BEGIN Extracted text

That’s why real fighters often admire each other even if they actively dislike each other. That’s why boxers often hug with genuine affection after beating the hell out of each other. That’s why two men who get into a fight not infrequently become friends. Because the nature of the combat relationship is such that it often gives a man a glimpse of his opponent’s soul, and it is not uncommon to see something admirable there.


Darkstream: the magic cuddle puddlers

Unlike the Roganites and BJJ fanboys who were triggered by my observations, a number of actual grapplers and Brazilian Jiu-Jitsu practitioners understood what I’ve been saying about grappling being, in most real-world situations, an impractical and dangerous approach to fighting. Especially these days. If Antifa is going to attack you, you can pretty much guarantee they will not do so 1v1.

END Extracted text
BEGIN Data for analysis

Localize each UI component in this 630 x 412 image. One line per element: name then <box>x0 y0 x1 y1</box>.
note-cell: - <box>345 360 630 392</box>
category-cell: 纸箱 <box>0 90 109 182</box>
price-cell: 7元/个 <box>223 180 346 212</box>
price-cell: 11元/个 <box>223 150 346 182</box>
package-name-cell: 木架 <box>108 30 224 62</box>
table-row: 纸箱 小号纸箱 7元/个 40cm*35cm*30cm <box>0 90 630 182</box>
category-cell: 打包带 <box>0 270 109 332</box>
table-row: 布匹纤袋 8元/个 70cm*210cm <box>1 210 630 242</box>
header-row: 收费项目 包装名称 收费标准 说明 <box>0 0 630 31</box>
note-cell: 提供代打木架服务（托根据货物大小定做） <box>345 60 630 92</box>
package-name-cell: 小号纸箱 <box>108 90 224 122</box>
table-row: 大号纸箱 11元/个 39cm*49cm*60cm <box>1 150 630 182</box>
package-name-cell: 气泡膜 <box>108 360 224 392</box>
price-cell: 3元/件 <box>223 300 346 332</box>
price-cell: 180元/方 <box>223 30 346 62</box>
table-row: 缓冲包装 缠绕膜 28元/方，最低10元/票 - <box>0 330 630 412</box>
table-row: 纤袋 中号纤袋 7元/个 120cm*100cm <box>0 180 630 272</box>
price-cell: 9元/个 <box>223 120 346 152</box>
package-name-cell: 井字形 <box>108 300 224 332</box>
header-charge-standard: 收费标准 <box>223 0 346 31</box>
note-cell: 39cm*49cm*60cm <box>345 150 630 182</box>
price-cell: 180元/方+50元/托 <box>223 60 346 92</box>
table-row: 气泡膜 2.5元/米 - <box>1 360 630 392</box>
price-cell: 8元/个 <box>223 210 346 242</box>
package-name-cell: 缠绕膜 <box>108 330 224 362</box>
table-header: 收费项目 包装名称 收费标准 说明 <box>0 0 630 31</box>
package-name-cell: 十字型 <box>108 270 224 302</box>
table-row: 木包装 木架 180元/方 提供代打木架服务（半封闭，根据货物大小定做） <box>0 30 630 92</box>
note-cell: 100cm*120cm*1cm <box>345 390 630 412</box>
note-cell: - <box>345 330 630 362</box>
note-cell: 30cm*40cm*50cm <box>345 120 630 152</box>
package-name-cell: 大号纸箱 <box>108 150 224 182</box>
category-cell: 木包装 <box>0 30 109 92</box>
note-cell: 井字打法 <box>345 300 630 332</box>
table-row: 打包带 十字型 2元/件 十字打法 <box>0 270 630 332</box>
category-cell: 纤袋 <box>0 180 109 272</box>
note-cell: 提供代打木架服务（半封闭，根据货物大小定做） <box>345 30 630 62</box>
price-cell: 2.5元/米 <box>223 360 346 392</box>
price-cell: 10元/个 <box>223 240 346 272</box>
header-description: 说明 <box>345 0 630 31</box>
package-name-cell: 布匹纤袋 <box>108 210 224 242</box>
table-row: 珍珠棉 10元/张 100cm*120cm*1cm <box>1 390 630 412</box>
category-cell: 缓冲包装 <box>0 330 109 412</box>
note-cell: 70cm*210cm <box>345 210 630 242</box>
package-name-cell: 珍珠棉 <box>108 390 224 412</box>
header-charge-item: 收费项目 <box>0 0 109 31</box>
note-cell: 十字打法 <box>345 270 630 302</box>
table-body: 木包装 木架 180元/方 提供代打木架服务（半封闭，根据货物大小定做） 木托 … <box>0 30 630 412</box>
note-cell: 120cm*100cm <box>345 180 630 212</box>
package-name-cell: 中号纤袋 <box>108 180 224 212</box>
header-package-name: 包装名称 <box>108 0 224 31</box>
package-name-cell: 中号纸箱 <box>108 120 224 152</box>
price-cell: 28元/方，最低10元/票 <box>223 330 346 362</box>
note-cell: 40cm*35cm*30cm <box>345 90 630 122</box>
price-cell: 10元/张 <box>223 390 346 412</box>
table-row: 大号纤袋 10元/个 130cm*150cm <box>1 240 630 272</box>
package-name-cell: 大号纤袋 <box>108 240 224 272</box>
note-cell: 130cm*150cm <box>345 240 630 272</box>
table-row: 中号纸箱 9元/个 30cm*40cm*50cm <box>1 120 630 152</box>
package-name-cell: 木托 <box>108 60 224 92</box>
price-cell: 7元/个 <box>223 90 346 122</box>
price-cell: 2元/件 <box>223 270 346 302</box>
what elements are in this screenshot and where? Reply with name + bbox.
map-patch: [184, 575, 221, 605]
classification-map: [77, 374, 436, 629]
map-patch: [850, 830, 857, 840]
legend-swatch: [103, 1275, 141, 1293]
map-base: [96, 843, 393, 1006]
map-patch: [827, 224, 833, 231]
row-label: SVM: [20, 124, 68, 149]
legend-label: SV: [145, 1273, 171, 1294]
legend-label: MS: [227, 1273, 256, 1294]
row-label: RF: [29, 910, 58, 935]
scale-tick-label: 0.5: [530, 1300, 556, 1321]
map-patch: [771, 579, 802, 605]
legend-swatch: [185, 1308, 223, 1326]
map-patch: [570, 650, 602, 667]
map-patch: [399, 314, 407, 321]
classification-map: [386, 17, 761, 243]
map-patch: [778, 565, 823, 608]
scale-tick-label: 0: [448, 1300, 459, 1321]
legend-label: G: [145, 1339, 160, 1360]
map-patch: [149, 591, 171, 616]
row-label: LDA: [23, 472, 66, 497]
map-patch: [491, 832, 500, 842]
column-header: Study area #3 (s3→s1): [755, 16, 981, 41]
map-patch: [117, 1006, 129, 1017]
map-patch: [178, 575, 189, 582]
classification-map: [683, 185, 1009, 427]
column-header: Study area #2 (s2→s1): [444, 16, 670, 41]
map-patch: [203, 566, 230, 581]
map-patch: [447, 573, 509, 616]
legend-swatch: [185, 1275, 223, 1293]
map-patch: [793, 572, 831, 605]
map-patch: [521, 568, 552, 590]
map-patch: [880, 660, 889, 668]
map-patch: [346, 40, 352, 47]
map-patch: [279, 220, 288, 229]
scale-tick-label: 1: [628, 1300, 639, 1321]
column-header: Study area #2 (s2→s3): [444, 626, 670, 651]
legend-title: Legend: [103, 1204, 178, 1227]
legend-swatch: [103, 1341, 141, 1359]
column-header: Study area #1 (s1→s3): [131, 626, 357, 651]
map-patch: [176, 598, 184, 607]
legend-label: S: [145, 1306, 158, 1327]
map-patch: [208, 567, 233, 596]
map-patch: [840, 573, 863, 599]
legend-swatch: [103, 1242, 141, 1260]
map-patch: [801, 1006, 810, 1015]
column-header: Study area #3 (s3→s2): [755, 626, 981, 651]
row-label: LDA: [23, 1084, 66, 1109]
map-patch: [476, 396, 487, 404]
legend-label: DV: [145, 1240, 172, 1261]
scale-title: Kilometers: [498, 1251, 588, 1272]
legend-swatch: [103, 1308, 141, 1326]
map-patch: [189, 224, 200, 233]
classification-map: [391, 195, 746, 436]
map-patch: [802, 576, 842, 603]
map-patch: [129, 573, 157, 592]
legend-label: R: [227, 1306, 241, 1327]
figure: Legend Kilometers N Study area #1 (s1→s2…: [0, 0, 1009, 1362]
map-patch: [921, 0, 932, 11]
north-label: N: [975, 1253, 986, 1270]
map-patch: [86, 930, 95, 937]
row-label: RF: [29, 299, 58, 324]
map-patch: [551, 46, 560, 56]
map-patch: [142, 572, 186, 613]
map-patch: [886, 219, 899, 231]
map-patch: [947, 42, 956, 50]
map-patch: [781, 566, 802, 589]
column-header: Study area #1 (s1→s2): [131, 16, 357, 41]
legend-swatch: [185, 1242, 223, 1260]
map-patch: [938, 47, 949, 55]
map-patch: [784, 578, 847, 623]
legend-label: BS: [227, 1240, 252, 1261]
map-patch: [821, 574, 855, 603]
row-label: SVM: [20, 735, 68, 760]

END Data for analysis

Exercises to complete:
1. In the excerpt about fighting, recast the paragraph beginning "That's why real fighters" as a short bulleted list that keeps its main points.
2. Output the passage of the excerpt about fighting from "Darkstream: the magic" up to and including "not do so 1v1.".

Answers to each task:
1.
- Real fighters often admire each other, even when they actively dislike each other.
- Boxers often hug with genuine affection after beating each other up.
- Two men who get into a fight not infrequently become friends.
- The reason is that combat often gives a man a glimpse of his opponent's soul, and it is not uncommon to see something admirable there.

2.
Darkstream: the magic cuddle puddlers

Unlike the Roganites and BJJ fanboys who were triggered by my observations, a number of actual grapplers and Brazilian Jiu-Jitsu practitioners understood what I’ve been saying about grappling being, in most real-world situations, an impractical and dangerous approach to fighting. Especially these days. If Antifa is going to attack you, you can pretty much guarantee they will not do so 1v1.